> **Problems and tasks**:
1 - Translate this sentence from the Bar Artisanal review into Spanish: "Leggy girlfriends perch at lounge tables sipping cocktails, eyeing a milling crowd."
2 - Write out the Bar Artisanal review from "Bar Artisanal: Olive" to "skip the film.)".
====== Given text ======
May 11, 2009 | BITE: My Journal

Bar Artisanal: Olive and Still Kicking

Bar du Fromage and Charcuterie is the focus of Terrance Brennan’s theme. Photo: Steven Richter  
Bar du Fromage and Charcuterie is the focus of Terrance Brennan’s theme. Photo: Steven Richter

        How quickly downtown’s nomadic grazers swooped in on Bar Artisanal.  It’s Saturday night. Leggy girlfriends perch at lounge tables sipping cocktails, eyeing a milling crowd. Anyone remember Asparagus Beach? It’s only a little less crowded than the night we needed to walk behind Spike Lee to make it to the exit from the Tribeca Film Festival after-party for his movie Kobe Doing Business.  (If you think that’s a documentary on Japanese beef, I suggest you skip the film.)
====== Data ======
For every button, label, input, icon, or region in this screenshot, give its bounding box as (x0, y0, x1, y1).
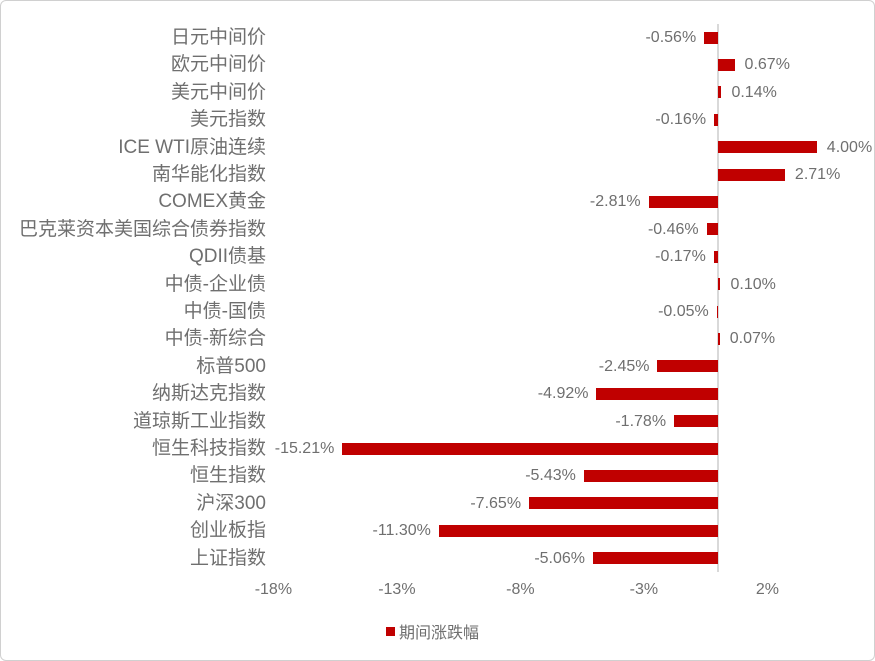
======
> **Expected results**:
1 - Amigas de piernas largas se posan en las mesas del salón bebiendo cócteles y observando a una multitud que se arremolina.

2 -
Bar Artisanal: Olive and Still Kicking

Bar du Fromage and Charcuterie is the focus of Terrance Brennan’s theme. Photo: Steven Richter  
Bar du Fromage and Charcuterie is the focus of Terrance Brennan’s theme. Photo: Steven Richter

        How quickly downtown’s nomadic grazers swooped in on Bar Artisanal.  It’s Saturday night. Leggy girlfriends perch at lounge tables sipping cocktails, eyeing a milling crowd. Anyone remember Asparagus Beach? It’s only a little less crowded than the night we needed to walk behind Spike Lee to make it to the exit from the Tribeca Film Festival after-party for his movie Kobe Doing Business.  (If you think that’s a documentary on Japanese beef, I suggest you skip the film.)